## LISTED RECORDS

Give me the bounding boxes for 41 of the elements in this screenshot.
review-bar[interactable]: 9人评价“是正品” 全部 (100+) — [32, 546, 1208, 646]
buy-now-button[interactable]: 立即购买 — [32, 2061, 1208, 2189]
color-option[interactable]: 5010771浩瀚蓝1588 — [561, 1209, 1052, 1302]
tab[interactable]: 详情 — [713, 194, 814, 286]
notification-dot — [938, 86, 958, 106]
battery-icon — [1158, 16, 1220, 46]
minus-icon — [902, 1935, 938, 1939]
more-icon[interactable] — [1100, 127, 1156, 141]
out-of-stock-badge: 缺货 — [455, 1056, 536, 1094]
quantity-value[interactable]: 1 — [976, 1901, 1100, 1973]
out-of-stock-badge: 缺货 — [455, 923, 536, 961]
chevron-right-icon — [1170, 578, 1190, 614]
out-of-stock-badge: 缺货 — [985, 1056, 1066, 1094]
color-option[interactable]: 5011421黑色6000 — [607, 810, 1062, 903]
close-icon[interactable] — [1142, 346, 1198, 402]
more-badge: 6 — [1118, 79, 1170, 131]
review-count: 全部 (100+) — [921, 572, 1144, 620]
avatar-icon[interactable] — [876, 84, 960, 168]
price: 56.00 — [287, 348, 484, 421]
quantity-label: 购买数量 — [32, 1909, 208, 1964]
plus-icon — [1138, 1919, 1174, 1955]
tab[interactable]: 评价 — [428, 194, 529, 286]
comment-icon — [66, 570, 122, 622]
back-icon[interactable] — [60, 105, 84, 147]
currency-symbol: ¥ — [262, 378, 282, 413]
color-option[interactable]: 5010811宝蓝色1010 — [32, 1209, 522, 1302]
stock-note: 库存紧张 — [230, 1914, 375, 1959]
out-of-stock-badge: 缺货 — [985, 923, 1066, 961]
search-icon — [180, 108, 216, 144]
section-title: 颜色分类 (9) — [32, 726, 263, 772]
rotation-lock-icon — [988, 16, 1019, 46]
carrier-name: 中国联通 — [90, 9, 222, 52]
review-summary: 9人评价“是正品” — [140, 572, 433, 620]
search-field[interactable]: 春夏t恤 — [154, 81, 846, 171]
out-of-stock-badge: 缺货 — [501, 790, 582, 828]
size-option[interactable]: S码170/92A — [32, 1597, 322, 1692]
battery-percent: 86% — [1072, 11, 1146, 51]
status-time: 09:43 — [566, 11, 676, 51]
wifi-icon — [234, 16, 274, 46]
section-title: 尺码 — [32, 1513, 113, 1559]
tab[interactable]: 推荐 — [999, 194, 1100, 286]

## PROBLEM TO WORK ON
Please reproduce every line of the items above without any changes.

## TASK SOLUTION
Give me the bounding boxes for 41 of the elements in this screenshot.
review-bar[interactable]: 9人评价“是正品” 全部 (100+) — [32, 546, 1208, 646]
buy-now-button[interactable]: 立即购买 — [32, 2061, 1208, 2189]
color-option[interactable]: 5010771浩瀚蓝1588 — [561, 1209, 1052, 1302]
tab[interactable]: 详情 — [713, 194, 814, 286]
notification-dot — [938, 86, 958, 106]
battery-icon — [1158, 16, 1220, 46]
minus-icon — [902, 1935, 938, 1939]
more-icon[interactable] — [1100, 127, 1156, 141]
out-of-stock-badge: 缺货 — [455, 1056, 536, 1094]
quantity-value[interactable]: 1 — [976, 1901, 1100, 1973]
out-of-stock-badge: 缺货 — [455, 923, 536, 961]
chevron-right-icon — [1170, 578, 1190, 614]
out-of-stock-badge: 缺货 — [985, 1056, 1066, 1094]
color-option[interactable]: 5011421黑色6000 — [607, 810, 1062, 903]
close-icon[interactable] — [1142, 346, 1198, 402]
more-badge: 6 — [1118, 79, 1170, 131]
review-count: 全部 (100+) — [921, 572, 1144, 620]
avatar-icon[interactable] — [876, 84, 960, 168]
price: 56.00 — [287, 348, 484, 421]
quantity-label: 购买数量 — [32, 1909, 208, 1964]
plus-icon — [1138, 1919, 1174, 1955]
tab[interactable]: 评价 — [428, 194, 529, 286]
comment-icon — [66, 570, 122, 622]
back-icon[interactable] — [60, 105, 84, 147]
currency-symbol: ¥ — [262, 378, 282, 413]
color-option[interactable]: 5010811宝蓝色1010 — [32, 1209, 522, 1302]
stock-note: 库存紧张 — [230, 1914, 375, 1959]
out-of-stock-badge: 缺货 — [985, 923, 1066, 961]
search-icon — [180, 108, 216, 144]
section-title: 颜色分类 (9) — [32, 726, 263, 772]
rotation-lock-icon — [988, 16, 1019, 46]
carrier-name: 中国联通 — [90, 9, 222, 52]
review-summary: 9人评价“是正品” — [140, 572, 433, 620]
search-field[interactable]: 春夏t恤 — [154, 81, 846, 171]
out-of-stock-badge: 缺货 — [501, 790, 582, 828]
size-option[interactable]: S码170/92A — [32, 1597, 322, 1692]
battery-percent: 86% — [1072, 11, 1146, 51]
status-time: 09:43 — [566, 11, 676, 51]
wifi-icon — [234, 16, 274, 46]
section-title: 尺码 — [32, 1513, 113, 1559]
tab[interactable]: 推荐 — [999, 194, 1100, 286]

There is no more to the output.